● What to work on: In the listing that follows, count each line containing the string "платить" and report only the count.

● Records for processing:

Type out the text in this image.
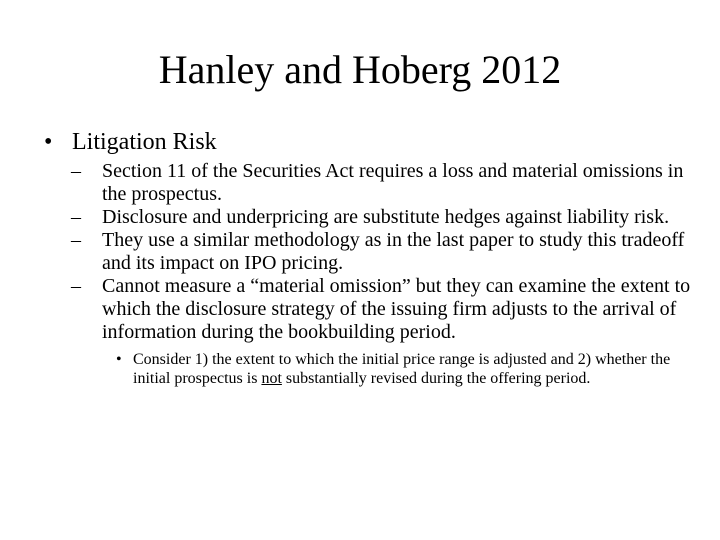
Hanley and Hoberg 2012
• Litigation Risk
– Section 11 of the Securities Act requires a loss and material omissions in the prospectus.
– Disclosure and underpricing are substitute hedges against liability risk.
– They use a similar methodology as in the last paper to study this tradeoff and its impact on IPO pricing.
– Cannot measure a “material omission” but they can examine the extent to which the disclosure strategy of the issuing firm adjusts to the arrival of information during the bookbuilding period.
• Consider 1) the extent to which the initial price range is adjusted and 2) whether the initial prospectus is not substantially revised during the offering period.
---
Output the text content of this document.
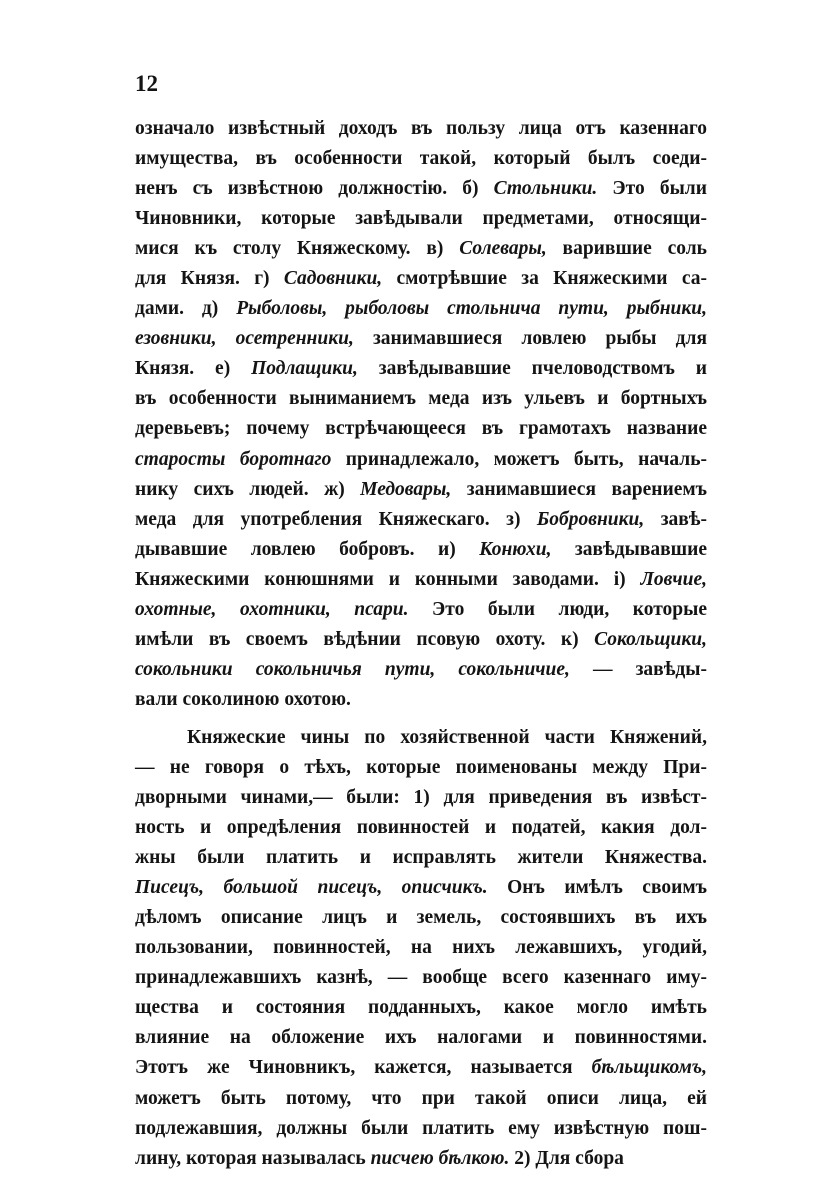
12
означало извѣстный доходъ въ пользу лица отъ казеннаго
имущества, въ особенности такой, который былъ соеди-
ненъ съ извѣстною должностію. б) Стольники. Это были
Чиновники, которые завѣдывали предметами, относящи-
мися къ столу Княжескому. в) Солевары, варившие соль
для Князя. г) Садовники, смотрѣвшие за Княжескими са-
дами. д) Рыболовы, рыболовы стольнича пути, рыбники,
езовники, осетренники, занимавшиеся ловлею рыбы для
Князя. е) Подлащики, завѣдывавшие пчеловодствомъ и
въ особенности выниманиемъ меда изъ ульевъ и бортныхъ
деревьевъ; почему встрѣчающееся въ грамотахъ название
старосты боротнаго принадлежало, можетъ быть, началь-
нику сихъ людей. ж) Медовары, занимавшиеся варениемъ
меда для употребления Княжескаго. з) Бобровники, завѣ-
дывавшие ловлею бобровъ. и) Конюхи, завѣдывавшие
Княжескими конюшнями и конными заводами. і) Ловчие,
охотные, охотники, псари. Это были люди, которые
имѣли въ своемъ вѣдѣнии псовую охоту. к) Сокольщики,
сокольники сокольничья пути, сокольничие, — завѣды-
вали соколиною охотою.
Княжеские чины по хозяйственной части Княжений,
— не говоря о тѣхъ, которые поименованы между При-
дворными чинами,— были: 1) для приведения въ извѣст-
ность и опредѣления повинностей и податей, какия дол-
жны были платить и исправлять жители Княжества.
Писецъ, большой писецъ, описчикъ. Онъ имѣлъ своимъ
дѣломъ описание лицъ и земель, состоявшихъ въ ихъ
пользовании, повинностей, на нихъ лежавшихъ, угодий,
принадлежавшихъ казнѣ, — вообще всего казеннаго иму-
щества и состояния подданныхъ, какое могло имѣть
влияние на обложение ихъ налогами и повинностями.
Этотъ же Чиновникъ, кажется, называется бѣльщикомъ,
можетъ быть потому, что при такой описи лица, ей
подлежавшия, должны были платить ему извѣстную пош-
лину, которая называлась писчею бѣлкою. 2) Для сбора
* * *
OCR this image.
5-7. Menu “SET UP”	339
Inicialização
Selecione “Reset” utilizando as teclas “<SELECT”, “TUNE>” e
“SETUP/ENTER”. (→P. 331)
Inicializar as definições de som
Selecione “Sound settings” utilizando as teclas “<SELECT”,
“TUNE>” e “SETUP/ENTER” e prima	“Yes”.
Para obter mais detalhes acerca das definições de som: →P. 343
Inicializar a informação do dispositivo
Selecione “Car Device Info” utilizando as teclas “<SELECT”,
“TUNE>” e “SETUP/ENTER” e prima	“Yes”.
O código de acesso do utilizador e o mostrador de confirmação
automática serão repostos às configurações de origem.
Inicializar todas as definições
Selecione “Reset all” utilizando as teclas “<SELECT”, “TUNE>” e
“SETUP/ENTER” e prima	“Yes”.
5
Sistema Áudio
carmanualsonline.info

● Correct result: 2